**Challenge**
Reproduce the records below exactly as given.

Extracted data entries
START

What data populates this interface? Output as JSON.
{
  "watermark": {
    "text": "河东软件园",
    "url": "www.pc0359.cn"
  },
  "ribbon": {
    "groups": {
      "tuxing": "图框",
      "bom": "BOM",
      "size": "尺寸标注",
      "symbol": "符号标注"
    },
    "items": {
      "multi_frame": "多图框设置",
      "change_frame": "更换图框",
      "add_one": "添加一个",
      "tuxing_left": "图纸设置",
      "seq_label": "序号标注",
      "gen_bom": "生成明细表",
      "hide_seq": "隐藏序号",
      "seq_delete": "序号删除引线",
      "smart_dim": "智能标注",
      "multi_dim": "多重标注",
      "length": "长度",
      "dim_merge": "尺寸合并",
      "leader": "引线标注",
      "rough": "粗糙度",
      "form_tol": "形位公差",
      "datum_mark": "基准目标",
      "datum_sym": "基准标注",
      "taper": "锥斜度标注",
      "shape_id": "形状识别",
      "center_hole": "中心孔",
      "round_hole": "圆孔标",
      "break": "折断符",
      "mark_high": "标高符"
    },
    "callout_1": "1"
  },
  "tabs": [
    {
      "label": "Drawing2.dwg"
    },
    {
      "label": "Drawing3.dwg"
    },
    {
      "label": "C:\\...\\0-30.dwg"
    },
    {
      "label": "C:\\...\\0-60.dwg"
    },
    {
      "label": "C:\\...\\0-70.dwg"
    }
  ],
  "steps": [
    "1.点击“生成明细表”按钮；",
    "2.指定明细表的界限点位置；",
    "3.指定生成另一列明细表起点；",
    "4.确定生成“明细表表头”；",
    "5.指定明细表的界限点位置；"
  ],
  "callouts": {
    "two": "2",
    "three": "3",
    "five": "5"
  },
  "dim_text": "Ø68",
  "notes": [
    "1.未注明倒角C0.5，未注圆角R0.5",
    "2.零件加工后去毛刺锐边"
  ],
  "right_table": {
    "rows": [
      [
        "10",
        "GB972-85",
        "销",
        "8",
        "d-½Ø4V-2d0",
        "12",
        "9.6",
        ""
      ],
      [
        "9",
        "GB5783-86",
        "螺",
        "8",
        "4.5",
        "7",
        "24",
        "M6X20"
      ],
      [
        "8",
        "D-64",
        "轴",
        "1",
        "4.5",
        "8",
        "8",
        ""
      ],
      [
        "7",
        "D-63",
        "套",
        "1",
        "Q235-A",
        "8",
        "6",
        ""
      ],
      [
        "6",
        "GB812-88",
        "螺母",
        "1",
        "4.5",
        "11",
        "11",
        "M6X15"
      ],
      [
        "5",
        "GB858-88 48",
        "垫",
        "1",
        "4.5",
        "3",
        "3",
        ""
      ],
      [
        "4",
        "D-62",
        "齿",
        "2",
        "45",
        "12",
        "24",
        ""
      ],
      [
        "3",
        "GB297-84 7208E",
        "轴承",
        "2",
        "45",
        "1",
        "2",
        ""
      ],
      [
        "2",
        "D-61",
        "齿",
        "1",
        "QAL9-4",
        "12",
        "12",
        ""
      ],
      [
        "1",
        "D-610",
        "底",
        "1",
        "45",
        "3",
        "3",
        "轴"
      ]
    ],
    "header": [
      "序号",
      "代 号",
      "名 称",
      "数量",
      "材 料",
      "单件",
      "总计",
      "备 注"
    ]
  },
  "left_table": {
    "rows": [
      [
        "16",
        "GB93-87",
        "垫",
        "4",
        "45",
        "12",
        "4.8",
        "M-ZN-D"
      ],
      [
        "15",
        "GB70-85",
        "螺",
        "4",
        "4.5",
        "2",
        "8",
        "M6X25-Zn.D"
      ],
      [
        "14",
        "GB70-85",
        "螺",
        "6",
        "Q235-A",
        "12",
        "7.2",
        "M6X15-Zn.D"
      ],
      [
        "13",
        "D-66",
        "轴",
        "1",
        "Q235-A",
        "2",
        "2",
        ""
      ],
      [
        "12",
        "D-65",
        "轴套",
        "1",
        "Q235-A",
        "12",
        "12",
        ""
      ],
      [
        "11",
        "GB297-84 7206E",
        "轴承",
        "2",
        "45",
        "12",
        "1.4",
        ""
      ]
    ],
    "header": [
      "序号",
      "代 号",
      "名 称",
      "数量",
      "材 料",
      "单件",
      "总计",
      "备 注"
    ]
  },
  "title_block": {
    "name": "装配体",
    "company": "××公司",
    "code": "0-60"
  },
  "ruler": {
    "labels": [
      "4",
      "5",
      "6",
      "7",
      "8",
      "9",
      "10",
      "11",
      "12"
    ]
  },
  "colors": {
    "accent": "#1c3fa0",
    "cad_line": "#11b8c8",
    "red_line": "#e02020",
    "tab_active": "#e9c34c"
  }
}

END

**Reply to the exercise**
What data populates this interface? Output as JSON.
{
  "watermark": {
    "text": "河东软件园",
    "url": "www.pc0359.cn"
  },
  "ribbon": {
    "groups": {
      "tuxing": "图框",
      "bom": "BOM",
      "size": "尺寸标注",
      "symbol": "符号标注"
    },
    "items": {
      "multi_frame": "多图框设置",
      "change_frame": "更换图框",
      "add_one": "添加一个",
      "tuxing_left": "图纸设置",
      "seq_label": "序号标注",
      "gen_bom": "生成明细表",
      "hide_seq": "隐藏序号",
      "seq_delete": "序号删除引线",
      "smart_dim": "智能标注",
      "multi_dim": "多重标注",
      "length": "长度",
      "dim_merge": "尺寸合并",
      "leader": "引线标注",
      "rough": "粗糙度",
      "form_tol": "形位公差",
      "datum_mark": "基准目标",
      "datum_sym": "基准标注",
      "taper": "锥斜度标注",
      "shape_id": "形状识别",
      "center_hole": "中心孔",
      "round_hole": "圆孔标",
      "break": "折断符",
      "mark_high": "标高符"
    },
    "callout_1": "1"
  },
  "tabs": [
    {
      "label": "Drawing2.dwg"
    },
    {
      "label": "Drawing3.dwg"
    },
    {
      "label": "C:\\...\\0-30.dwg"
    },
    {
      "label": "C:\\...\\0-60.dwg"
    },
    {
      "label": "C:\\...\\0-70.dwg"
    }
  ],
  "steps": [
    "1.点击“生成明细表”按钮；",
    "2.指定明细表的界限点位置；",
    "3.指定生成另一列明细表起点；",
    "4.确定生成“明细表表头”；",
    "5.指定明细表的界限点位置；"
  ],
  "callouts": {
    "two": "2",
    "three": "3",
    "five": "5"
  },
  "dim_text": "Ø68",
  "notes": [
    "1.未注明倒角C0.5，未注圆角R0.5",
    "2.零件加工后去毛刺锐边"
  ],
  "right_table": {
    "rows": [
      [
        "10",
        "GB972-85",
        "销",
        "8",
        "d-½Ø4V-2d0",
        "12",
        "9.6",
        ""
      ],
      [
        "9",
        "GB5783-86",
        "螺",
        "8",
        "4.5",
        "7",
        "24",
        "M6X20"
      ],
      [
        "8",
        "D-64",
        "轴",
        "1",
        "4.5",
        "8",
        "8",
        ""
      ],
      [
        "7",
        "D-63",
        "套",
        "1",
        "Q235-A",
        "8",
        "6",
        ""
      ],
      [
        "6",
        "GB812-88",
        "螺母",
        "1",
        "4.5",
        "11",
        "11",
        "M6X15"
      ],
      [
        "5",
        "GB858-88 48",
        "垫",
        "1",
        "4.5",
        "3",
        "3",
        ""
      ],
      [
        "4",
        "D-62",
        "齿",
        "2",
        "45",
        "12",
        "24",
        ""
      ],
      [
        "3",
        "GB297-84 7208E",
        "轴承",
        "2",
        "45",
        "1",
        "2",
        ""
      ],
      [
        "2",
        "D-61",
        "齿",
        "1",
        "QAL9-4",
        "12",
        "12",
        ""
      ],
      [
        "1",
        "D-610",
        "底",
        "1",
        "45",
        "3",
        "3",
        "轴"
      ]
    ],
    "header": [
      "序号",
      "代 号",
      "名 称",
      "数量",
      "材 料",
      "单件",
      "总计",
      "备 注"
    ]
  },
  "left_table": {
    "rows": [
      [
        "16",
        "GB93-87",
        "垫",
        "4",
        "45",
        "12",
        "4.8",
        "M-ZN-D"
      ],
      [
        "15",
        "GB70-85",
        "螺",
        "4",
        "4.5",
        "2",
        "8",
        "M6X25-Zn.D"
      ],
      [
        "14",
        "GB70-85",
        "螺",
        "6",
        "Q235-A",
        "12",
        "7.2",
        "M6X15-Zn.D"
      ],
      [
        "13",
        "D-66",
        "轴",
        "1",
        "Q235-A",
        "2",
        "2",
        ""
      ],
      [
        "12",
        "D-65",
        "轴套",
        "1",
        "Q235-A",
        "12",
        "12",
        ""
      ],
      [
        "11",
        "GB297-84 7206E",
        "轴承",
        "2",
        "45",
        "12",
        "1.4",
        ""
      ]
    ],
    "header": [
      "序号",
      "代 号",
      "名 称",
      "数量",
      "材 料",
      "单件",
      "总计",
      "备 注"
    ]
  },
  "title_block": {
    "name": "装配体",
    "company": "××公司",
    "code": "0-60"
  },
  "ruler": {
    "labels": [
      "4",
      "5",
      "6",
      "7",
      "8",
      "9",
      "10",
      "11",
      "12"
    ]
  },
  "colors": {
    "accent": "#1c3fa0",
    "cad_line": "#11b8c8",
    "red_line": "#e02020",
    "tab_active": "#e9c34c"
  }
}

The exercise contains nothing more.